Document segment
"""
Live Chat Example with Trained Models

This script provides an interactive chat interface for trained models.
It supports both Rosetta models (with projectors) and regular HuggingFace models.

Usage:
    python live_chat_example.py --checkpoint_dir local/checkpoints/20250904_210200
    python live_chat_example.py --checkpoint_dir local/checkpoints/20250904_210200 --subfolder checkpoint-1000
    python live_chat_example.py --model_name Qwen/Qwen3-0.6B  # For HF models
"""

import argparse
import os
import sys
import torch
import json
from pathlib import Path
from typing import Optional, Dict, Any

from transformers import AutoTokenizer, AutoModelForCausalLM
from rosetta.utils.evaluate import load_rosetta_model, load_hf_model, set_default_chat_template
from rosetta.model.wrapper import RosettaModel


class LiveChatBot:
    """Interactive chat bot for trained models."""
    
    def __init__(self, model, tokenizer, model_name: str, model_type: str = "hf"):
        """
        Initialize the chat bot.
        
        Args:
            model: Loaded model (RosettaModel or HF model)
            tokenizer: Tokenizer
            model_type: Type of model ("rosetta" or "hf")
        """
        self.model = model
        self.tokenizer = tokenizer
        self.model_type = model_type
        self.device = next(model.parameters()).device if hasattr(model, 'parameters') else torch.device('cuda')
        set_default_chat_template(self.tokenizer, model_name)

        print(f"Chat bot initialized with {model_type} model on {self.device}")
        print("Type 'q' or 'quit' to exit the chat.\n")
    
    def generate_response(self, user_input: str) -> str:
        """
        Generate a response to user input.
        
        Args:
            user_input: User's input text
            
        Returns:
            Generated response text
        """
        # Prepare messages
        messages = [{"role": "system", "content": ""}, {"role": "user", "content": user_input}]
        
        # Apply chat template
        if hasattr(self.tokenizer, 'apply_chat_template'):
            text = self.tokenizer.apply_chat_template(
                messages,
                tokenize=False,
                add_generation_prompt=True,
                enable_thinking=False
            )
        
        # Tokenize input
        inputs = self.tokenizer(text, return_tensors="pt").to(self.device)
        
        # Generation parameters
        if self.model_type == "rosetta":
            sampling_params = {
                'do_sample': True,
                'temperature': 0.7,
                'top_p': 0.9,
                'top_k': 40,
                # 'min_p': 0.0,
                'presence_penalty': 1.5,
                'max_new_tokens': 2048
            }
        else:
            sampling_params = {
                'do_sample': True,
                'temperature': 0.7,
                'top_p': 0.9,
                'top_k': 40,
                'min_p': 0.0,
                'max_new_tokens': 2048
            }

        # Generate response
        with torch.no_grad():
            if self.model_type == "rosetta":
                # For Rosetta models, we need to handle the special input format
                # Create kv_cache_index for Rosetta model
                full_length = inputs.input_ids.shape[1]
                instruction_index = torch.tensor([1, 0], dtype=torch.long).repeat(full_length - 1, 1).unsqueeze(0).to(self.device) # shape: (seq_len-1, 2)

Data

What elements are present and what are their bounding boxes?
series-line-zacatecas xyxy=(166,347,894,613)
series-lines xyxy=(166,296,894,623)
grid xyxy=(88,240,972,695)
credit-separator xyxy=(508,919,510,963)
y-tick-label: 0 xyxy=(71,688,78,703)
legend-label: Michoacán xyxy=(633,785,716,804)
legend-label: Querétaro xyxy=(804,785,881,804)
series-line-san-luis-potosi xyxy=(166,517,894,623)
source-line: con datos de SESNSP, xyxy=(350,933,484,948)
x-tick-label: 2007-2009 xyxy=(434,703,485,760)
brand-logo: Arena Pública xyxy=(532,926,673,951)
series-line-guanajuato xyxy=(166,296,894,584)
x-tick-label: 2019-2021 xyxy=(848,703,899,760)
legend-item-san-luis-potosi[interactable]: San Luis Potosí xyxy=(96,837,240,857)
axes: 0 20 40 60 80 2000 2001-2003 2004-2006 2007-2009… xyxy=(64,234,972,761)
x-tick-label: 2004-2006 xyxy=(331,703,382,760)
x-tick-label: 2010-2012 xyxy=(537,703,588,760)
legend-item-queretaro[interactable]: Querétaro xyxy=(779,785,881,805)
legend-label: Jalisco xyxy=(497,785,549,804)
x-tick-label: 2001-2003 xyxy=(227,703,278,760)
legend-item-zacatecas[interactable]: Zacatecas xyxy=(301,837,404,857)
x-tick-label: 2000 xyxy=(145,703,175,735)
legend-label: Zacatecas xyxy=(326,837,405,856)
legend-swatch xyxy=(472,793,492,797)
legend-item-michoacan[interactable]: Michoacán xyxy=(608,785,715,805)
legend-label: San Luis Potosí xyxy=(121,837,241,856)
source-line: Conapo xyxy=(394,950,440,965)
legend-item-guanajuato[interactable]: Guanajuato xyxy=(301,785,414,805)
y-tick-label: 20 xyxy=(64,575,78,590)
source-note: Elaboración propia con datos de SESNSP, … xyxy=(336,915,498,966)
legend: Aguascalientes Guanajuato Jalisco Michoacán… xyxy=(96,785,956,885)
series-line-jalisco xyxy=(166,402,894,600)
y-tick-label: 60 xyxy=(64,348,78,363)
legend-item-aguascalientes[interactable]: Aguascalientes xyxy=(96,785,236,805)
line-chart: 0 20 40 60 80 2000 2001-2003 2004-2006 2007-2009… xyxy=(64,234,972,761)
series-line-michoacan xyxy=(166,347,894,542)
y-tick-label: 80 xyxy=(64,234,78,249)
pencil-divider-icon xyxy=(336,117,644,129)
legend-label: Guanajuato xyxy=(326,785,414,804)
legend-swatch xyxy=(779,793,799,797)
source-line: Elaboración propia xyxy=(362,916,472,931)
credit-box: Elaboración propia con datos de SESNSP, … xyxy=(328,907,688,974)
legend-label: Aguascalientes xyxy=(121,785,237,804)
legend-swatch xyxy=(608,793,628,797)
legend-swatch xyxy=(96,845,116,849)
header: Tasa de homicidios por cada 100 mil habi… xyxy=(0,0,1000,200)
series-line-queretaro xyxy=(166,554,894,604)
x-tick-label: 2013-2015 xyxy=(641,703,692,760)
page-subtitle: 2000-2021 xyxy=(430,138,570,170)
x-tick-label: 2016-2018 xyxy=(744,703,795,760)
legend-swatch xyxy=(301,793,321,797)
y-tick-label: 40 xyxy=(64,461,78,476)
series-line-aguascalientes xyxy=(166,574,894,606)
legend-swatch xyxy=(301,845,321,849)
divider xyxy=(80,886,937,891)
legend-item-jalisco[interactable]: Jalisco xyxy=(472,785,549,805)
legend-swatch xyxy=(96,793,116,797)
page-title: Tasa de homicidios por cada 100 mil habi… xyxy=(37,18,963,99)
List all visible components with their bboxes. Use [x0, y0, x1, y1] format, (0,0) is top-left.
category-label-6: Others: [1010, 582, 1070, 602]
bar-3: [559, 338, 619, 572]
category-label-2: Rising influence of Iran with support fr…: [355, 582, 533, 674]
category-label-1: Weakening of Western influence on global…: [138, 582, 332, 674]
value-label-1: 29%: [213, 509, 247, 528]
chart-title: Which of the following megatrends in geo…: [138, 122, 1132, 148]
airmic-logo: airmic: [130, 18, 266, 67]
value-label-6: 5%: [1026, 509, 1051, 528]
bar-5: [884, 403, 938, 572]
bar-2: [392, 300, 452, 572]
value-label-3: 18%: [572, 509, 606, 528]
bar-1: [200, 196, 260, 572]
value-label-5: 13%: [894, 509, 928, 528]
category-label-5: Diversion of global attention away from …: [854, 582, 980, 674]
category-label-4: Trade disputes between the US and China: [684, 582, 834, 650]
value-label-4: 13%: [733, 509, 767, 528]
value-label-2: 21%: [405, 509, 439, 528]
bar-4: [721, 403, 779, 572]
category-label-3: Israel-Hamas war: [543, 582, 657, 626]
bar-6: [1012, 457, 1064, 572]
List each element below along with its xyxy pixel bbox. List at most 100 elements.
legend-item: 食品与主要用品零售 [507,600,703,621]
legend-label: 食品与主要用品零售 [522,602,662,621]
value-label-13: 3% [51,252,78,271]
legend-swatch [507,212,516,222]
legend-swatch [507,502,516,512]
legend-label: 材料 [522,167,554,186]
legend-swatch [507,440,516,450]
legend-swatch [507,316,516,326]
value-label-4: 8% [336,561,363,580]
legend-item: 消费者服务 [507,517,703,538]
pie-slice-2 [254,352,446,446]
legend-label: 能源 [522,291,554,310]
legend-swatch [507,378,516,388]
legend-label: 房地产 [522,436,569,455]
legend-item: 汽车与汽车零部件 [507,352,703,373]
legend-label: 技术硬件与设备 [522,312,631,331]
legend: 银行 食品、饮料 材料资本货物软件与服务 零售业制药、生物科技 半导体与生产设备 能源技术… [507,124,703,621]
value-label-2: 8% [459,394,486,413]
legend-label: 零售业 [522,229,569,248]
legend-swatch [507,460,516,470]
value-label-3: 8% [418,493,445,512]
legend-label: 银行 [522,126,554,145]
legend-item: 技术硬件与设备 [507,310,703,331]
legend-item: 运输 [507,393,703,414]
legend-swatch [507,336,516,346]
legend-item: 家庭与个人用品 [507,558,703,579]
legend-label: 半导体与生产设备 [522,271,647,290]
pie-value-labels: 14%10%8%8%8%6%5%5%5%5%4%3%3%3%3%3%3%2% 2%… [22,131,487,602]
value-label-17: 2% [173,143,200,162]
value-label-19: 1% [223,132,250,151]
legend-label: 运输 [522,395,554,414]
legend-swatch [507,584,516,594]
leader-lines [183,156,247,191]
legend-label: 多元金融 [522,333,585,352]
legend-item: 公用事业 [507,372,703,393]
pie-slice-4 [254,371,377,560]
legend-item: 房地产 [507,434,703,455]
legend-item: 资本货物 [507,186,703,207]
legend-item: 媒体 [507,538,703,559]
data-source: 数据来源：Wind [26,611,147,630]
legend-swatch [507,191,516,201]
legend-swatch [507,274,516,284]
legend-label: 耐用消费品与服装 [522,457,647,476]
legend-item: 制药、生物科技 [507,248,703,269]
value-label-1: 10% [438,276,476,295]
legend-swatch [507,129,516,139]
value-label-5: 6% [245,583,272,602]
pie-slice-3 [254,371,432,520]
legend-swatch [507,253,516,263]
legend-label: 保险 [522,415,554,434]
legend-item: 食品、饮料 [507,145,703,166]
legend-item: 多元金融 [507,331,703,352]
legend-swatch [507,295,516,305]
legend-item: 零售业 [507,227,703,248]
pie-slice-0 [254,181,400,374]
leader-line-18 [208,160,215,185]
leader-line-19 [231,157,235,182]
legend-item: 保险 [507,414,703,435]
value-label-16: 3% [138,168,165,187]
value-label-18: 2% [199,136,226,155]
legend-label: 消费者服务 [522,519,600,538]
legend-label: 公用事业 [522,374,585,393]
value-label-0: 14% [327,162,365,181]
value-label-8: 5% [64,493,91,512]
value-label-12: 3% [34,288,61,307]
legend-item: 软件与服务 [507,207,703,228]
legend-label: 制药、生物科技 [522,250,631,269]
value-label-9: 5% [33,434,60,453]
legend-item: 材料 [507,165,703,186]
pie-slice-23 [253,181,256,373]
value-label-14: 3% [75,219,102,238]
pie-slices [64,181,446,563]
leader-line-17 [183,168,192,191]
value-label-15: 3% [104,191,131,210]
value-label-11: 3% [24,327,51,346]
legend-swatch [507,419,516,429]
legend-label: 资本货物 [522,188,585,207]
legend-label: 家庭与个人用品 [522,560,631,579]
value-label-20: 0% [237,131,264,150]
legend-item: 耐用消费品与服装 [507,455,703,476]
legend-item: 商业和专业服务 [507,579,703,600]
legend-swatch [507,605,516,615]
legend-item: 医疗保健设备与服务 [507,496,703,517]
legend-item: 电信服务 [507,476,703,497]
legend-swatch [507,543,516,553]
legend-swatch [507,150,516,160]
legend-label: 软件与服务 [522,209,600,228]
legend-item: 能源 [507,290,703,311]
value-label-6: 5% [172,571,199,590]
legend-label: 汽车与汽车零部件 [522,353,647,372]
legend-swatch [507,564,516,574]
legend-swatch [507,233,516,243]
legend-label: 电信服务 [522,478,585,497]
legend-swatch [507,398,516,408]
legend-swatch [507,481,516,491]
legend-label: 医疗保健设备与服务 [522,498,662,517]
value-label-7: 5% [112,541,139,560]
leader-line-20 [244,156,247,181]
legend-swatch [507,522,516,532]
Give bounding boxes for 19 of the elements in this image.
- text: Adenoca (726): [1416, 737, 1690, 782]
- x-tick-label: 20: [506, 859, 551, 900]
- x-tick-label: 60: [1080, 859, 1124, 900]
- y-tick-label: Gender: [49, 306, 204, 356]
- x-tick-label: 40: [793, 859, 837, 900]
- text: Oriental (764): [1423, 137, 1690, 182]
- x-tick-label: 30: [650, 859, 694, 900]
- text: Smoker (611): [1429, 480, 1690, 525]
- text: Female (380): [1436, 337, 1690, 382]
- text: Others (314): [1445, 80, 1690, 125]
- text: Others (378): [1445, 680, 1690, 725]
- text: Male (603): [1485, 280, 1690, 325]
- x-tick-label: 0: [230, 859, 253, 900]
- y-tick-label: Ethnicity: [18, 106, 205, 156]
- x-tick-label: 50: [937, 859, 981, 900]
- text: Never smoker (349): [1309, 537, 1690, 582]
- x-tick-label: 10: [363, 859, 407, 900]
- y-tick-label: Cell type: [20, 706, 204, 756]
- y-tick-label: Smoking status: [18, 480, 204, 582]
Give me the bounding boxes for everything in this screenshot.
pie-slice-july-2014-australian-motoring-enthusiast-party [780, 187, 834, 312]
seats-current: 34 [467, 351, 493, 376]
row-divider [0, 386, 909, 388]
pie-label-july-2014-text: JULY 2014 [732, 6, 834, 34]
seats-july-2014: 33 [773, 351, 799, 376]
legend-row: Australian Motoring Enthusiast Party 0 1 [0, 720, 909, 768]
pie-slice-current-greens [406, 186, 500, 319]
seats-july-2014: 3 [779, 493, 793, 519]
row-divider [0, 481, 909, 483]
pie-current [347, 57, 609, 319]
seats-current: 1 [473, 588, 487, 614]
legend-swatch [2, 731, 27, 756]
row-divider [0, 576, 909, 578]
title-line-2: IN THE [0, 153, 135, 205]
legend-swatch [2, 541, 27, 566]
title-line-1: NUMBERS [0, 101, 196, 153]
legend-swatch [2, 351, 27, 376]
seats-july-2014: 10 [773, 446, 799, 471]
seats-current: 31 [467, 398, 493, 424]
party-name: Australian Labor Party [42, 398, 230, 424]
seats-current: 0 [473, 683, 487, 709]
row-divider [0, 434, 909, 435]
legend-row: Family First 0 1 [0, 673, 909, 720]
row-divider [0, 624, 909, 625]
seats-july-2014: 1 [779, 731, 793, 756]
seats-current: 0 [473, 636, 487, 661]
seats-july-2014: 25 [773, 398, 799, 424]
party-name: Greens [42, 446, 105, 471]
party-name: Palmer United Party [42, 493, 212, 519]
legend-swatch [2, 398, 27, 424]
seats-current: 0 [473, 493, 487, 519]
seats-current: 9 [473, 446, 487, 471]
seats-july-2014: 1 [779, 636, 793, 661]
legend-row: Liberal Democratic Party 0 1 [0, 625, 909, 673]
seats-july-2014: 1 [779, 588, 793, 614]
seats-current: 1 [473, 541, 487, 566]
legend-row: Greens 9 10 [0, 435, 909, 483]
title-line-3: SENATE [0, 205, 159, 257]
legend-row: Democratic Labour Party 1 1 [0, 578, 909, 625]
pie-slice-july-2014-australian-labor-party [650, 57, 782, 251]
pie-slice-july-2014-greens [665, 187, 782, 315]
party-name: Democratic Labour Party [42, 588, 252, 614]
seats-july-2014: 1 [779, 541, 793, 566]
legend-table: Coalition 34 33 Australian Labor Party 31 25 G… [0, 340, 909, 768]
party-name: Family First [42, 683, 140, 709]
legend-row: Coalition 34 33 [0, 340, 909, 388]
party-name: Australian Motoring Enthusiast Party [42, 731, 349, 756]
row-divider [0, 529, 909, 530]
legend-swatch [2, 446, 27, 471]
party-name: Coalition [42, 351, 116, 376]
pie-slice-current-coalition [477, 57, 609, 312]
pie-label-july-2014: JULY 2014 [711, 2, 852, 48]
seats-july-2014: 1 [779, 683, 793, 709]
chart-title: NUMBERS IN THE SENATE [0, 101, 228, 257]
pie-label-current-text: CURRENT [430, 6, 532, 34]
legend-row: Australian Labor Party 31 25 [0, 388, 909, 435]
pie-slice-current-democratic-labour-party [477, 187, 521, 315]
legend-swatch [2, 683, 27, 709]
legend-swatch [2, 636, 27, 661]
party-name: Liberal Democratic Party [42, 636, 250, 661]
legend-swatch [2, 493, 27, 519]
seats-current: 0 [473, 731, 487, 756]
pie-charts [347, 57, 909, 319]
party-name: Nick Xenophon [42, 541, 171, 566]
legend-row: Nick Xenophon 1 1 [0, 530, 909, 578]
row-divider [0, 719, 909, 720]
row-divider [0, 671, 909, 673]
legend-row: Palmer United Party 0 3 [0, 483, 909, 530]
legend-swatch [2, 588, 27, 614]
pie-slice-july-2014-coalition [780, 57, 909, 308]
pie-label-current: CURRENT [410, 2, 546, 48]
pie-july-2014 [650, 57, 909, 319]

Aim of the exercise
Update the part of the chat script that opens with the words containing "set_default_chat_template(self.tokenizer, model_name)" and closes with "to user input.", changing "exit" to "leave".

Correct result
set_default_chat_template(self.tokenizer, model_name)

        print(f"Chat bot initialized with {model_type} model on {self.device}")
        print("Type 'q' or 'quit' to leave the chat.\n")
    
    def generate_response(self, user_input: str) -> str:
        """
        Generate a response to user input.